Pick out and copy every line below that has the word "diverse".
── Data listing ──
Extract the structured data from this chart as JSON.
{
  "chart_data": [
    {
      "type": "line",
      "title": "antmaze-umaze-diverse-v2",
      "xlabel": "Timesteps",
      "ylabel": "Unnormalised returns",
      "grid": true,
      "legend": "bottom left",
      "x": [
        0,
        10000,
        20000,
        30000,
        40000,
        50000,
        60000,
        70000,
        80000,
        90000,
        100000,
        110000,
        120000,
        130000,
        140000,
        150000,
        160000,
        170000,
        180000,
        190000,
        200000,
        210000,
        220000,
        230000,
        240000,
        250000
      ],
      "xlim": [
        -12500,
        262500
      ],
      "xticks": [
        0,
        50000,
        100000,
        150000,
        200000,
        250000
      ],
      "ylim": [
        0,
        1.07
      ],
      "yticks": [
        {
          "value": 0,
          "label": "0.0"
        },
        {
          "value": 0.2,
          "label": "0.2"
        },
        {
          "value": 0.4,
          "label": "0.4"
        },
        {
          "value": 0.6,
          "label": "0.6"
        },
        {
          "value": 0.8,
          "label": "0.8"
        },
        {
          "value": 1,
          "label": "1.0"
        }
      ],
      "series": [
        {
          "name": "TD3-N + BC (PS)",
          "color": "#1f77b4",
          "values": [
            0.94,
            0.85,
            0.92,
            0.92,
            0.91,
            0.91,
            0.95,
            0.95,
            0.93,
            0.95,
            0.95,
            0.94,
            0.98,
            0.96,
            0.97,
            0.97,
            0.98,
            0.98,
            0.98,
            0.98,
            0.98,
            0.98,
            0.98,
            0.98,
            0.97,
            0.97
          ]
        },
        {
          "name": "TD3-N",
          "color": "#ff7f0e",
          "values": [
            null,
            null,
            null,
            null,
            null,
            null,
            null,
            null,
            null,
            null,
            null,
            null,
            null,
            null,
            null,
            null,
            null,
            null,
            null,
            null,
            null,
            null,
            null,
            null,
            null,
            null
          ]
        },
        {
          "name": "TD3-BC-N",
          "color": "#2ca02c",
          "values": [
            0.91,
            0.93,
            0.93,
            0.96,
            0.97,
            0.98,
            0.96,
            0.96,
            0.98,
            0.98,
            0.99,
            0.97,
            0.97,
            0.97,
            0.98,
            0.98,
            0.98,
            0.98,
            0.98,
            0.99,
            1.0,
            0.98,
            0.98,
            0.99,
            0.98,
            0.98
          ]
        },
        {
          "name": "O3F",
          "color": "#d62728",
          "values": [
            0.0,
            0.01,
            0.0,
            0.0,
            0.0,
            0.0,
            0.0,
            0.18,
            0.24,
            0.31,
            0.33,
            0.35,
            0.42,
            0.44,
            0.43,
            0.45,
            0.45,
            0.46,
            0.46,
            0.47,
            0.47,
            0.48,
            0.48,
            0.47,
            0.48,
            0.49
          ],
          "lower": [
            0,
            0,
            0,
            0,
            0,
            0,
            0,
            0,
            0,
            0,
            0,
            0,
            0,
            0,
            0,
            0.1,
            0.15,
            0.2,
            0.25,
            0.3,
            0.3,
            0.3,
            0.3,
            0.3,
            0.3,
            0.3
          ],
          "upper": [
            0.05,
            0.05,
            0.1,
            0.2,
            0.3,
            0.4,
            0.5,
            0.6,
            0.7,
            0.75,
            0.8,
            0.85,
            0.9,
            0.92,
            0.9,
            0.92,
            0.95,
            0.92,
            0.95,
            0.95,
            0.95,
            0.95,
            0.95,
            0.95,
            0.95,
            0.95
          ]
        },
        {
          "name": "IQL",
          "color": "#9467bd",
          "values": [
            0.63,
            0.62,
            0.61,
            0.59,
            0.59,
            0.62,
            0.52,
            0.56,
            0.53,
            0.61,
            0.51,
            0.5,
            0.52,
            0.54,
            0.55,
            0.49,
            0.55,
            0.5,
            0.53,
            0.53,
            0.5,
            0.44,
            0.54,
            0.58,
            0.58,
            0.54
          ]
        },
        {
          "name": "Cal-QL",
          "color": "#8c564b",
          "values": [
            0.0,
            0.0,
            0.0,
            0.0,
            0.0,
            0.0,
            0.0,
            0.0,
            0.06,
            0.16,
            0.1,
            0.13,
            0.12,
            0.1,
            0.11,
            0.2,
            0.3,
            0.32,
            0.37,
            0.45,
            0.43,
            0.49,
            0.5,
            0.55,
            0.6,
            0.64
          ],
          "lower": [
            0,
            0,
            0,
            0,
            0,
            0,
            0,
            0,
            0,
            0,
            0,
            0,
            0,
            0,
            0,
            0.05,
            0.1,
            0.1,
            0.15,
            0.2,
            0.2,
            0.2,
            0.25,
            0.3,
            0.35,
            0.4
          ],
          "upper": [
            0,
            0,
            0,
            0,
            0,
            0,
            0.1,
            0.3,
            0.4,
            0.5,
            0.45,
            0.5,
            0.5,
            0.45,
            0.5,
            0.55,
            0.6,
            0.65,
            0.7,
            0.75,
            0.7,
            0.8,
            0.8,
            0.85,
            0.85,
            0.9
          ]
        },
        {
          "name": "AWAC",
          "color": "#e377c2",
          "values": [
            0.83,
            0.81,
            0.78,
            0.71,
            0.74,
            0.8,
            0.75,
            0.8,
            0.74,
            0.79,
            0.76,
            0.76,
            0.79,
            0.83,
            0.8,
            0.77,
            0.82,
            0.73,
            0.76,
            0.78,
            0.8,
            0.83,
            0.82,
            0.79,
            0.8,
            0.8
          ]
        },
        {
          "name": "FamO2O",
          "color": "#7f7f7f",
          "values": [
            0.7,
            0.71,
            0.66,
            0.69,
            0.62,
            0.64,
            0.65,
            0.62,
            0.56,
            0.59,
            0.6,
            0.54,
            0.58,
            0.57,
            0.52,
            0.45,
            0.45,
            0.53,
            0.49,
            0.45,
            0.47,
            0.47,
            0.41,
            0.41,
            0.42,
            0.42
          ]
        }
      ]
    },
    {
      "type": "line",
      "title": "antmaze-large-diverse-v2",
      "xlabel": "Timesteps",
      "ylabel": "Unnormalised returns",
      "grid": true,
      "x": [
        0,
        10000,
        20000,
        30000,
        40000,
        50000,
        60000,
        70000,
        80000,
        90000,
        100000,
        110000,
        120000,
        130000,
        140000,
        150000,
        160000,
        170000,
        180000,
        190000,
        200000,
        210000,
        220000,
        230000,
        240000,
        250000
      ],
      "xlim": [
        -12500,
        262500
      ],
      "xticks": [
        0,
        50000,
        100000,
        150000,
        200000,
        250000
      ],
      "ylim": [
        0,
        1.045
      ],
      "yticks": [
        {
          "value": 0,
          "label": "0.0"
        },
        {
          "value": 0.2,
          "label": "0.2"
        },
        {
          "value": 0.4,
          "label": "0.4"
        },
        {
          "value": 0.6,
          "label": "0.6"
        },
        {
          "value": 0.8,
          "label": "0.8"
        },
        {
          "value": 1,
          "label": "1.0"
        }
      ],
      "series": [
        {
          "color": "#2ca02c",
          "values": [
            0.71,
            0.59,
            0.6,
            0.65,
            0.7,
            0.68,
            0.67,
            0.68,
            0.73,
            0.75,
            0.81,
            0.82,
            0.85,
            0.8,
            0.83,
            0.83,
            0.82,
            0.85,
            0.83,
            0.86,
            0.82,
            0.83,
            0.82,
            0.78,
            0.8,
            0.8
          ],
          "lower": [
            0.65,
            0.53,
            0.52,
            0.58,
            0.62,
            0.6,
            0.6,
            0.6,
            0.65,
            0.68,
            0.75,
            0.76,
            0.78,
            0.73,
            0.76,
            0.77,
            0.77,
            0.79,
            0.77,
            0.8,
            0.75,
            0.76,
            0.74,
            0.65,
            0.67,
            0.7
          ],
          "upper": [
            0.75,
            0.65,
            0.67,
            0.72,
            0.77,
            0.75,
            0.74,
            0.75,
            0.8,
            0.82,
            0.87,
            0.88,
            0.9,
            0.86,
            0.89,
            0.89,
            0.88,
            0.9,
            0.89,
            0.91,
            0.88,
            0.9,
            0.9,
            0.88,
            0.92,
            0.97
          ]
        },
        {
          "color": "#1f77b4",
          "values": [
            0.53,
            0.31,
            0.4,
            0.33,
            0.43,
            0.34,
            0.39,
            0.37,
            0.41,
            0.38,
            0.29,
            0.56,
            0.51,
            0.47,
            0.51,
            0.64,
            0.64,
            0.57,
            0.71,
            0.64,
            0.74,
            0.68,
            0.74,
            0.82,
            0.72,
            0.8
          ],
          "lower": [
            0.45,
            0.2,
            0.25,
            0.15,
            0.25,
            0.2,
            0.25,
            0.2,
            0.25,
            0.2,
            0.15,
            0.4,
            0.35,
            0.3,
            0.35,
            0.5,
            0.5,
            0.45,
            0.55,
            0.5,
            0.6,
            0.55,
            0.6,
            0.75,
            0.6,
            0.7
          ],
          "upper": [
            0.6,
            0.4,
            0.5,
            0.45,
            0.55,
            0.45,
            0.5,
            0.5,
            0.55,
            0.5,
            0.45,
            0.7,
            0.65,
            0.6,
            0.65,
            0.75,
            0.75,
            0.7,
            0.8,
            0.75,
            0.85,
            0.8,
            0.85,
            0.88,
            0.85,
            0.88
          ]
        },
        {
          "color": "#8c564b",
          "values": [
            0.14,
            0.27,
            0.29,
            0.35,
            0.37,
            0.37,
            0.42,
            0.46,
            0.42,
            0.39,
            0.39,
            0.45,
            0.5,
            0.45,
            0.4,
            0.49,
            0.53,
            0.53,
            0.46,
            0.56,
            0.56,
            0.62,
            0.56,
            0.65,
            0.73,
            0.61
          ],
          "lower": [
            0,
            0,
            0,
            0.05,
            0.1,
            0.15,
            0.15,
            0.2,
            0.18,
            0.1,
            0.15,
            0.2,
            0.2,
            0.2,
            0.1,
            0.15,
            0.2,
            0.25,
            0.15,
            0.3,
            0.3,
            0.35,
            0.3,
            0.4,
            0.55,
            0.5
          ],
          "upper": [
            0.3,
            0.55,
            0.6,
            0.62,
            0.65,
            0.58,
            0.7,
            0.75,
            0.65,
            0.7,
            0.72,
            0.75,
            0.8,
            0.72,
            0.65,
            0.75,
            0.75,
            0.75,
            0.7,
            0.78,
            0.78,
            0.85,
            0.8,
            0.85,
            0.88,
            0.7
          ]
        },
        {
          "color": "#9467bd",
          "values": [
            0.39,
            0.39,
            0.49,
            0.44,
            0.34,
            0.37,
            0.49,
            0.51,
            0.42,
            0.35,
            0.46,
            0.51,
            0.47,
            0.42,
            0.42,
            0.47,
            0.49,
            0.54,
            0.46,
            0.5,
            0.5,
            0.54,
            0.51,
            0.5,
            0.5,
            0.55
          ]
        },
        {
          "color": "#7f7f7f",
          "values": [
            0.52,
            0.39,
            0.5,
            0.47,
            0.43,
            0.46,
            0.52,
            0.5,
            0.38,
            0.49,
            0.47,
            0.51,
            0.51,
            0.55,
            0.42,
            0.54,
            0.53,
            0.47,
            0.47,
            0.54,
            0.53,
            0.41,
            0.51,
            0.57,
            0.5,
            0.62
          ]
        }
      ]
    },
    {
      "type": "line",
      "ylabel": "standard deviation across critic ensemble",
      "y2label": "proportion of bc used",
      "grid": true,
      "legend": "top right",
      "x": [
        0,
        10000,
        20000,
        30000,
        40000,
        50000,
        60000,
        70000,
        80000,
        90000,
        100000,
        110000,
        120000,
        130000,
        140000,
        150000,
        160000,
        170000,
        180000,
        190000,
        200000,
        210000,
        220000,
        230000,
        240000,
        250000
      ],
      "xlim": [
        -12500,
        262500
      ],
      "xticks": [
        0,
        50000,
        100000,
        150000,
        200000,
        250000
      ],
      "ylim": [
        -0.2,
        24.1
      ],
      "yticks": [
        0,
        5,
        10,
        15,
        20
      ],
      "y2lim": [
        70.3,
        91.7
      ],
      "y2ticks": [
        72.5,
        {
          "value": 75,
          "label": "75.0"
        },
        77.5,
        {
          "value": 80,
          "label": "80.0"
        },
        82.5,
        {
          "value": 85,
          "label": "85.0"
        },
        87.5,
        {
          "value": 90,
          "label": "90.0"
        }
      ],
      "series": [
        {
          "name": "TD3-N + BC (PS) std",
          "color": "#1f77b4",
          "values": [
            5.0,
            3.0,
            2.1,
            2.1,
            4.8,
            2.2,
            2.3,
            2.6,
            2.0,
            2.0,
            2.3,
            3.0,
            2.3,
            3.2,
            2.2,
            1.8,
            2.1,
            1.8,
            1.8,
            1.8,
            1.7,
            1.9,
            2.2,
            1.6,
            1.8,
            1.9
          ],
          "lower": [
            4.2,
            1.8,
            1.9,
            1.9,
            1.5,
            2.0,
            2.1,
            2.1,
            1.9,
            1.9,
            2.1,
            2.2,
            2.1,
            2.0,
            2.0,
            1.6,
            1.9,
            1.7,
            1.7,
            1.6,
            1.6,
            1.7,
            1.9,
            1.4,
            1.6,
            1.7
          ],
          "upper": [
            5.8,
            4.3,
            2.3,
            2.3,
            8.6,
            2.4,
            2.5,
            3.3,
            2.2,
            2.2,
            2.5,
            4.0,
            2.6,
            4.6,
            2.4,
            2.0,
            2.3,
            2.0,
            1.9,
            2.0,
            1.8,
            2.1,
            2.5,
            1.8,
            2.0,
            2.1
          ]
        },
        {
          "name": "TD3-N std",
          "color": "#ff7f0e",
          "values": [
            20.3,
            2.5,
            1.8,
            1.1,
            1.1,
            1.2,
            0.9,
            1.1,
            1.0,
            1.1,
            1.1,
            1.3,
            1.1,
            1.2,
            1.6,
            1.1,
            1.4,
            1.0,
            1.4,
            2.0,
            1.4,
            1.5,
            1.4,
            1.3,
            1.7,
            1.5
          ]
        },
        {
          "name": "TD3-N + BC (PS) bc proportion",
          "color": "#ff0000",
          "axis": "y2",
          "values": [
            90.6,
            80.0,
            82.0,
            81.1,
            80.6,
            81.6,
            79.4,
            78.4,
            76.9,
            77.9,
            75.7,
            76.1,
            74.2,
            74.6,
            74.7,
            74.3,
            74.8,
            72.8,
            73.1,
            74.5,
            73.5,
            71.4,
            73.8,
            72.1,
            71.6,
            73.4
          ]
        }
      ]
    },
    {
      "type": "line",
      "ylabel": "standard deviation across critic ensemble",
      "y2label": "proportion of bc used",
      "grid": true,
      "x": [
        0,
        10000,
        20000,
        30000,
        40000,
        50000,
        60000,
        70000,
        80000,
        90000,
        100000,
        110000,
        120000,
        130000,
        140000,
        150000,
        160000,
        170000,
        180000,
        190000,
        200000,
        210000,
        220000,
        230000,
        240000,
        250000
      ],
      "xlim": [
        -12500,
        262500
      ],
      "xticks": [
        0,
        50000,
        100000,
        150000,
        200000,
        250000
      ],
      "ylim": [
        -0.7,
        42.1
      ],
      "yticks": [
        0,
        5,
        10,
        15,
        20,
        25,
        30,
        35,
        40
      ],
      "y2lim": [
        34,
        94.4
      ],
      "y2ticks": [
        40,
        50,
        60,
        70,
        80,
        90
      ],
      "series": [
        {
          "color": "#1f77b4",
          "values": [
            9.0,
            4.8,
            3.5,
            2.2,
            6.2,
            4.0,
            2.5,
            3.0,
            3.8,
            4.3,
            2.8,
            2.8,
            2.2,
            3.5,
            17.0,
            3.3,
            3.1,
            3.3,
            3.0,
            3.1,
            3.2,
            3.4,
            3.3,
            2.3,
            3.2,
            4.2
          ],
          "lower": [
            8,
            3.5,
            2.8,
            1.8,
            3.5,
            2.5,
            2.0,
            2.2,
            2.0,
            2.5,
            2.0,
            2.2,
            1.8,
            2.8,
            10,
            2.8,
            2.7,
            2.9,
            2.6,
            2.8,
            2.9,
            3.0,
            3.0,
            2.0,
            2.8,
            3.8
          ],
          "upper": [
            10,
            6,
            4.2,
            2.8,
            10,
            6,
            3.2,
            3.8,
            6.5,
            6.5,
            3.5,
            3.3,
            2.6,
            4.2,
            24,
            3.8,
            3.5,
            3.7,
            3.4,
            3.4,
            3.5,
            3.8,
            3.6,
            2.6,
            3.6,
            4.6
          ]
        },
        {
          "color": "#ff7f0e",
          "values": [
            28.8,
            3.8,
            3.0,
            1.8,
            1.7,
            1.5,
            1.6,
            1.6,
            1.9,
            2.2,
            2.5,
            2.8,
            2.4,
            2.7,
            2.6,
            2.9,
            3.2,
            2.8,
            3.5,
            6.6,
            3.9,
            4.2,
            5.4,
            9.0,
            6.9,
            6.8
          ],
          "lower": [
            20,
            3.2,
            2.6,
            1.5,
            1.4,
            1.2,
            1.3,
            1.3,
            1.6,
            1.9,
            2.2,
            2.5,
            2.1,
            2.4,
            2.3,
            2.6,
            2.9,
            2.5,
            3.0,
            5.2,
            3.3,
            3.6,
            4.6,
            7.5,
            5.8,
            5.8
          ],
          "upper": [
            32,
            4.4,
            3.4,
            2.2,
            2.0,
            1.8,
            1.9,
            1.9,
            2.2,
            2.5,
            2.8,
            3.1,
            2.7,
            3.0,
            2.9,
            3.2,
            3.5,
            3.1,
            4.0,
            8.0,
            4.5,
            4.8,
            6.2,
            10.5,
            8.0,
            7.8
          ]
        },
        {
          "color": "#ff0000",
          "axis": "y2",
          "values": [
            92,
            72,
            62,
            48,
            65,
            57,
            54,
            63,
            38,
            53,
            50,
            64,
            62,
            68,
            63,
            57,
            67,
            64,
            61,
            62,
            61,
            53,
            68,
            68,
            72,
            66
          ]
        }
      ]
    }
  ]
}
───
▸ Solution to this problem
      "title": "antmaze-umaze-diverse-v2",
      "title": "antmaze-large-diverse-v2",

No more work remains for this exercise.